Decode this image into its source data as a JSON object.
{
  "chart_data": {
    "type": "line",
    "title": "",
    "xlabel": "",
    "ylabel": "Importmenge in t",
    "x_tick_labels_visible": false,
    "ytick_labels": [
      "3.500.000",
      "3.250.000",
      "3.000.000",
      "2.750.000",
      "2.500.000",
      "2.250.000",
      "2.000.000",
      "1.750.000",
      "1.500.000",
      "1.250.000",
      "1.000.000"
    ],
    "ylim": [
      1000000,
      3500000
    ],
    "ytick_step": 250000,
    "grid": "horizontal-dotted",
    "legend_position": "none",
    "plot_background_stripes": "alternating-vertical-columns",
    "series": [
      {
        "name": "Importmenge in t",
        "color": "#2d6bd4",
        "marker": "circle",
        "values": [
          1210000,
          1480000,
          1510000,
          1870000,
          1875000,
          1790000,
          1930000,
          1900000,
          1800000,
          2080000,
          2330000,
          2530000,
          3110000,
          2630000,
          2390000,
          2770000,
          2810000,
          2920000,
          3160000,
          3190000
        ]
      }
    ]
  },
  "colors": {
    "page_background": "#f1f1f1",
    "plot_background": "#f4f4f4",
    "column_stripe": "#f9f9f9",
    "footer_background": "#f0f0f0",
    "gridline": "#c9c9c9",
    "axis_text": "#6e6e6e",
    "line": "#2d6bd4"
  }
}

---*---

Stated exercise:
Retype all of the material above with every character intact.

Reply to the exercise:
Decode this image into its source data as a JSON object.
{
  "chart_data": {
    "type": "line",
    "title": "",
    "xlabel": "",
    "ylabel": "Importmenge in t",
    "x_tick_labels_visible": false,
    "ytick_labels": [
      "3.500.000",
      "3.250.000",
      "3.000.000",
      "2.750.000",
      "2.500.000",
      "2.250.000",
      "2.000.000",
      "1.750.000",
      "1.500.000",
      "1.250.000",
      "1.000.000"
    ],
    "ylim": [
      1000000,
      3500000
    ],
    "ytick_step": 250000,
    "grid": "horizontal-dotted",
    "legend_position": "none",
    "plot_background_stripes": "alternating-vertical-columns",
    "series": [
      {
        "name": "Importmenge in t",
        "color": "#2d6bd4",
        "marker": "circle",
        "values": [
          1210000,
          1480000,
          1510000,
          1870000,
          1875000,
          1790000,
          1930000,
          1900000,
          1800000,
          2080000,
          2330000,
          2530000,
          3110000,
          2630000,
          2390000,
          2770000,
          2810000,
          2920000,
          3160000,
          3190000
        ]
      }
    ]
  },
  "colors": {
    "page_background": "#f1f1f1",
    "plot_background": "#f4f4f4",
    "column_stripe": "#f9f9f9",
    "footer_background": "#f0f0f0",
    "gridline": "#c9c9c9",
    "axis_text": "#6e6e6e",
    "line": "#2d6bd4"
  }
}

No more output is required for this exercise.